- Data for processing:
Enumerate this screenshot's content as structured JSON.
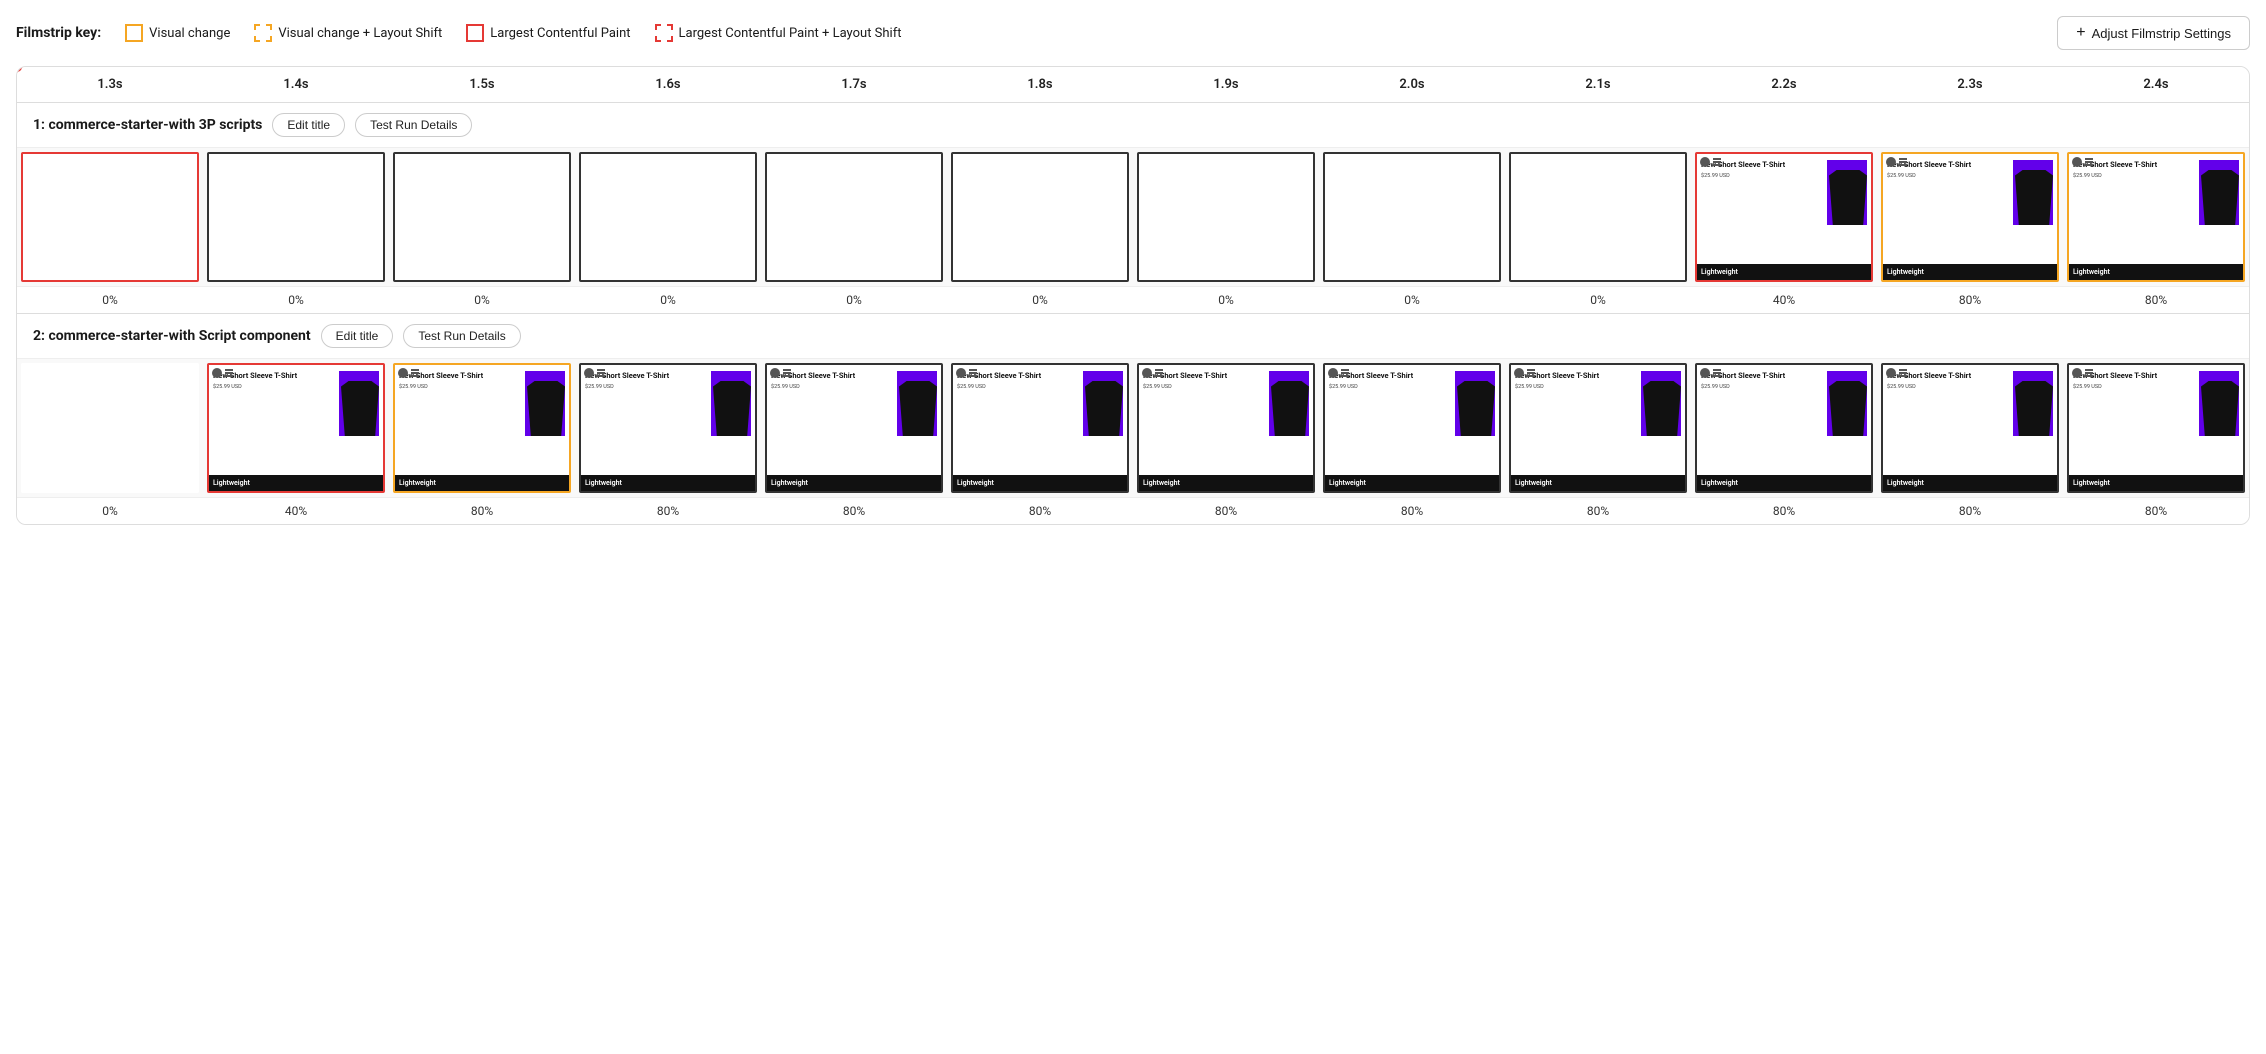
{
  "legend": {
    "title": "Filmstrip key:",
    "items": [
      {
        "id": "visual-change",
        "label": "Visual change",
        "border": "solid-yellow"
      },
      {
        "id": "visual-change-layout",
        "label": "Visual change + Layout Shift",
        "border": "dashed-yellow"
      },
      {
        "id": "lcp",
        "label": "Largest Contentful Paint",
        "border": "solid-red"
      },
      {
        "id": "lcp-layout",
        "label": "Largest Contentful Paint + Layout Shift",
        "border": "dashed-red"
      }
    ],
    "adjust_button": "Adjust Filmstrip Settings"
  },
  "timeline": {
    "ticks": [
      "1.3s",
      "1.4s",
      "1.5s",
      "1.6s",
      "1.7s",
      "1.8s",
      "1.9s",
      "2.0s",
      "2.1s",
      "2.2s",
      "2.3s",
      "2.4s"
    ]
  },
  "sections": [
    {
      "id": "section-1",
      "title": "1: commerce-starter-with 3P scripts",
      "edit_title_label": "Edit title",
      "test_run_label": "Test Run Details",
      "frames": [
        {
          "border": "border-red",
          "type": "empty"
        },
        {
          "border": "border-black",
          "type": "empty"
        },
        {
          "border": "border-black",
          "type": "empty"
        },
        {
          "border": "border-black",
          "type": "empty"
        },
        {
          "border": "border-black",
          "type": "empty"
        },
        {
          "border": "border-black",
          "type": "empty"
        },
        {
          "border": "border-black",
          "type": "empty"
        },
        {
          "border": "border-black",
          "type": "empty"
        },
        {
          "border": "border-black",
          "type": "empty"
        },
        {
          "border": "border-red",
          "type": "product"
        },
        {
          "border": "border-yellow",
          "type": "product"
        },
        {
          "border": "border-yellow",
          "type": "product"
        }
      ],
      "percentages": [
        "0%",
        "0%",
        "0%",
        "0%",
        "0%",
        "0%",
        "0%",
        "0%",
        "0%",
        "40%",
        "80%",
        "80%"
      ]
    },
    {
      "id": "section-2",
      "title": "2: commerce-starter-with Script component",
      "edit_title_label": "Edit title",
      "test_run_label": "Test Run Details",
      "frames": [
        {
          "border": "border-none",
          "type": "empty"
        },
        {
          "border": "border-red",
          "type": "product"
        },
        {
          "border": "border-yellow",
          "type": "product"
        },
        {
          "border": "border-black",
          "type": "product"
        },
        {
          "border": "border-black",
          "type": "product"
        },
        {
          "border": "border-black",
          "type": "product"
        },
        {
          "border": "border-black",
          "type": "product"
        },
        {
          "border": "border-black",
          "type": "product"
        },
        {
          "border": "border-black",
          "type": "product"
        },
        {
          "border": "border-black",
          "type": "product"
        },
        {
          "border": "border-black",
          "type": "product"
        },
        {
          "border": "border-black",
          "type": "product"
        }
      ],
      "percentages": [
        "0%",
        "40%",
        "80%",
        "80%",
        "80%",
        "80%",
        "80%",
        "80%",
        "80%",
        "80%",
        "80%",
        "80%"
      ]
    }
  ],
  "product": {
    "title": "New Short Sleeve T-Shirt",
    "price": "$25.99 USD",
    "badge": "Lightweight"
  }
}
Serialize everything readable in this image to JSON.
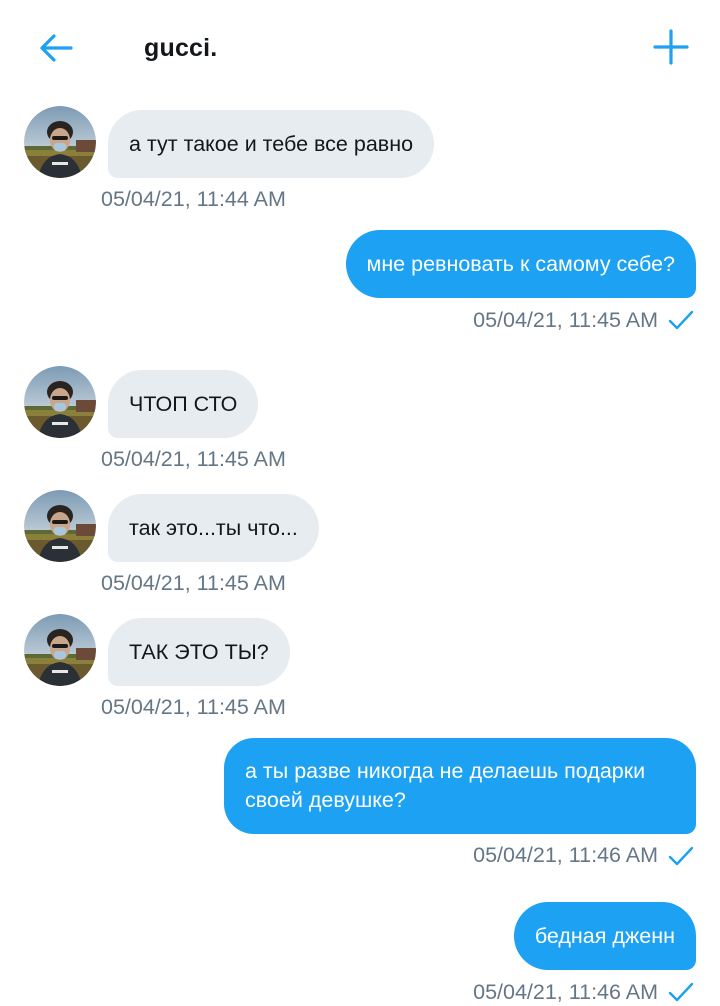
{
  "header": {
    "title": "gucci.",
    "back_icon": "back-arrow-icon",
    "add_icon": "plus-icon",
    "accent_color": "#1da1f2"
  },
  "messages": [
    {
      "direction": "incoming",
      "text": "а тут такое и тебе все равно",
      "time": "05/04/21, 11:44 AM"
    },
    {
      "direction": "outgoing",
      "text": "мне ревновать к самому себе?",
      "time": "05/04/21, 11:45 AM",
      "status_icon": "read-check-icon"
    },
    {
      "direction": "incoming",
      "text": "ЧТОП СТО",
      "time": "05/04/21, 11:45 AM"
    },
    {
      "direction": "incoming",
      "text": "так это...ты что...",
      "time": "05/04/21, 11:45 AM"
    },
    {
      "direction": "incoming",
      "text": "ТАК ЭТО ТЫ?",
      "time": "05/04/21, 11:45 AM"
    },
    {
      "direction": "outgoing",
      "text": "а ты разве никогда не делаешь подарки своей девушке?",
      "time": "05/04/21, 11:46 AM",
      "status_icon": "read-check-icon"
    },
    {
      "direction": "outgoing",
      "text": "бедная дженн",
      "time": "05/04/21, 11:46 AM",
      "status_icon": "read-check-icon"
    }
  ],
  "colors": {
    "incoming_bubble": "#e6ecf0",
    "outgoing_bubble": "#1da1f2",
    "timestamp": "#657786"
  }
}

- Work to do:
Restate each of the entries above word for word and skip every image.

- Response to the task:
Enumerate this screenshot's content as structured JSON.
{
  "legend": {
    "title": "Filmstrip key:",
    "items": [
      {
        "id": "visual-change",
        "label": "Visual change",
        "border": "solid-yellow"
      },
      {
        "id": "visual-change-layout",
        "label": "Visual change + Layout Shift",
        "border": "dashed-yellow"
      },
      {
        "id": "lcp",
        "label": "Largest Contentful Paint",
        "border": "solid-red"
      },
      {
        "id": "lcp-layout",
        "label": "Largest Contentful Paint + Layout Shift",
        "border": "dashed-red"
      }
    ],
    "adjust_button": "Adjust Filmstrip Settings"
  },
  "timeline": {
    "ticks": [
      "1.3s",
      "1.4s",
      "1.5s",
      "1.6s",
      "1.7s",
      "1.8s",
      "1.9s",
      "2.0s",
      "2.1s",
      "2.2s",
      "2.3s",
      "2.4s"
    ]
  },
  "sections": [
    {
      "id": "section-1",
      "title": "1: commerce-starter-with 3P scripts",
      "edit_title_label": "Edit title",
      "test_run_label": "Test Run Details",
      "frames": [
        {
          "border": "border-red",
          "type": "empty"
        },
        {
          "border": "border-black",
          "type": "empty"
        },
        {
          "border": "border-black",
          "type": "empty"
        },
        {
          "border": "border-black",
          "type": "empty"
        },
        {
          "border": "border-black",
          "type": "empty"
        },
        {
          "border": "border-black",
          "type": "empty"
        },
        {
          "border": "border-black",
          "type": "empty"
        },
        {
          "border": "border-black",
          "type": "empty"
        },
        {
          "border": "border-black",
          "type": "empty"
        },
        {
          "border": "border-red",
          "type": "product"
        },
        {
          "border": "border-yellow",
          "type": "product"
        },
        {
          "border": "border-yellow",
          "type": "product"
        }
      ],
      "percentages": [
        "0%",
        "0%",
        "0%",
        "0%",
        "0%",
        "0%",
        "0%",
        "0%",
        "0%",
        "40%",
        "80%",
        "80%"
      ]
    },
    {
      "id": "section-2",
      "title": "2: commerce-starter-with Script component",
      "edit_title_label": "Edit title",
      "test_run_label": "Test Run Details",
      "frames": [
        {
          "border": "border-none",
          "type": "empty"
        },
        {
          "border": "border-red",
          "type": "product"
        },
        {
          "border": "border-yellow",
          "type": "product"
        },
        {
          "border": "border-black",
          "type": "product"
        },
        {
          "border": "border-black",
          "type": "product"
        },
        {
          "border": "border-black",
          "type": "product"
        },
        {
          "border": "border-black",
          "type": "product"
        },
        {
          "border": "border-black",
          "type": "product"
        },
        {
          "border": "border-black",
          "type": "product"
        },
        {
          "border": "border-black",
          "type": "product"
        },
        {
          "border": "border-black",
          "type": "product"
        },
        {
          "border": "border-black",
          "type": "product"
        }
      ],
      "percentages": [
        "0%",
        "40%",
        "80%",
        "80%",
        "80%",
        "80%",
        "80%",
        "80%",
        "80%",
        "80%",
        "80%",
        "80%"
      ]
    }
  ],
  "product": {
    "title": "New Short Sleeve T-Shirt",
    "price": "$25.99 USD",
    "badge": "Lightweight"
  }
}
Serialize everything readable in this image to JSON.
{
  "header": {
    "title": "gucci.",
    "back_icon": "back-arrow-icon",
    "add_icon": "plus-icon",
    "accent_color": "#1da1f2"
  },
  "messages": [
    {
      "direction": "incoming",
      "text": "а тут такое и тебе все равно",
      "time": "05/04/21, 11:44 AM"
    },
    {
      "direction": "outgoing",
      "text": "мне ревновать к самому себе?",
      "time": "05/04/21, 11:45 AM",
      "status_icon": "read-check-icon"
    },
    {
      "direction": "incoming",
      "text": "ЧТОП СТО",
      "time": "05/04/21, 11:45 AM"
    },
    {
      "direction": "incoming",
      "text": "так это...ты что...",
      "time": "05/04/21, 11:45 AM"
    },
    {
      "direction": "incoming",
      "text": "ТАК ЭТО ТЫ?",
      "time": "05/04/21, 11:45 AM"
    },
    {
      "direction": "outgoing",
      "text": "а ты разве никогда не делаешь подарки своей девушке?",
      "time": "05/04/21, 11:46 AM",
      "status_icon": "read-check-icon"
    },
    {
      "direction": "outgoing",
      "text": "бедная дженн",
      "time": "05/04/21, 11:46 AM",
      "status_icon": "read-check-icon"
    }
  ],
  "colors": {
    "incoming_bubble": "#e6ecf0",
    "outgoing_bubble": "#1da1f2",
    "timestamp": "#657786"
  }
}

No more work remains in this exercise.